STATED TASK: Check each line below for the word "username", and copy those that have it.

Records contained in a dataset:
+ + + + +
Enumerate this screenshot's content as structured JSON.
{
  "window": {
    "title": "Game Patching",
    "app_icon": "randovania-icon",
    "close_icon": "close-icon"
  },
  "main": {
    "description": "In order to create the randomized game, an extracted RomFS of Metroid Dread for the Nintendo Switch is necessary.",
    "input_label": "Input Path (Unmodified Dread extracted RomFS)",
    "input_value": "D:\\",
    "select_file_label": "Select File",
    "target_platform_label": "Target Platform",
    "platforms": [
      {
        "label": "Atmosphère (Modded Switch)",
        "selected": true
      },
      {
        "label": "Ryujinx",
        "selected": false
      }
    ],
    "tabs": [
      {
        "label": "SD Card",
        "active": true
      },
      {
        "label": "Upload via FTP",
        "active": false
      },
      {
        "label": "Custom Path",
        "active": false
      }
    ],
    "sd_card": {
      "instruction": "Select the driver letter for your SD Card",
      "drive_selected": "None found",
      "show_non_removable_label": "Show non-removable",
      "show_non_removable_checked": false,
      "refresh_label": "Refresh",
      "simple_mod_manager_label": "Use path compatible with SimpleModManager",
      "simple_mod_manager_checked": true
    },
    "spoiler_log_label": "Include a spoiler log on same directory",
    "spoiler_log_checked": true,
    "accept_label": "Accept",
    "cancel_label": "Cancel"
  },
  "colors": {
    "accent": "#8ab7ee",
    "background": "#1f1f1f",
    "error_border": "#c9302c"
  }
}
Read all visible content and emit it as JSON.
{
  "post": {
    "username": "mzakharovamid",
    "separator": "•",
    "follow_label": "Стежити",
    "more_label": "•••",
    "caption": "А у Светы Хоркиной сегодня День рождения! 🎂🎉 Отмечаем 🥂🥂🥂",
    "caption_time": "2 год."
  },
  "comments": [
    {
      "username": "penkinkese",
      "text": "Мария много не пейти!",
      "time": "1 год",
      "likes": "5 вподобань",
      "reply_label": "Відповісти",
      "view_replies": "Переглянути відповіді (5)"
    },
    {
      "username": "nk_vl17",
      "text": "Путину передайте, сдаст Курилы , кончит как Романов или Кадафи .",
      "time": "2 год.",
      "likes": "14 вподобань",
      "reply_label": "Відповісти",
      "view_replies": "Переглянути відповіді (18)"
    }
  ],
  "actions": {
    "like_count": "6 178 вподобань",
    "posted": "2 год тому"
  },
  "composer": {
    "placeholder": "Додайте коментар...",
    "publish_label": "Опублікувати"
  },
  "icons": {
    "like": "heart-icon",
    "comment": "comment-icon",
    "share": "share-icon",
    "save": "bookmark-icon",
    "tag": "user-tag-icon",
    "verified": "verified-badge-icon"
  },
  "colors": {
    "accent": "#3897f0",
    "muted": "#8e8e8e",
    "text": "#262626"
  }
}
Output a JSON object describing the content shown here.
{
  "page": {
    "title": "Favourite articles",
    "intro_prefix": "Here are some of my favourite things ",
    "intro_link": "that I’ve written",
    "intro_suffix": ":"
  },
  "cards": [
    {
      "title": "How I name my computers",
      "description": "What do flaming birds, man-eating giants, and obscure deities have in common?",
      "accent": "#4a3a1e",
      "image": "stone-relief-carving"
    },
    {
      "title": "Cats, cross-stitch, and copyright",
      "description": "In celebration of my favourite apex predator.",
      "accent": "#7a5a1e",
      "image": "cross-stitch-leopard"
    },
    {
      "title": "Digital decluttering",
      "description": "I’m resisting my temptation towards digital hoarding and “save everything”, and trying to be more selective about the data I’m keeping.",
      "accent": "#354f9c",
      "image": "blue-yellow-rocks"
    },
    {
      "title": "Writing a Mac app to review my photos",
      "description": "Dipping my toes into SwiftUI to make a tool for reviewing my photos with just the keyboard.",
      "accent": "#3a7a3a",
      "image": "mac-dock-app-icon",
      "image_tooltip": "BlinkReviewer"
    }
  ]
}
+ + + + +
WRITTEN SOLUTION:
    "username": "mzakharovamid",
      "username": "penkinkese",
      "username": "nk_vl17",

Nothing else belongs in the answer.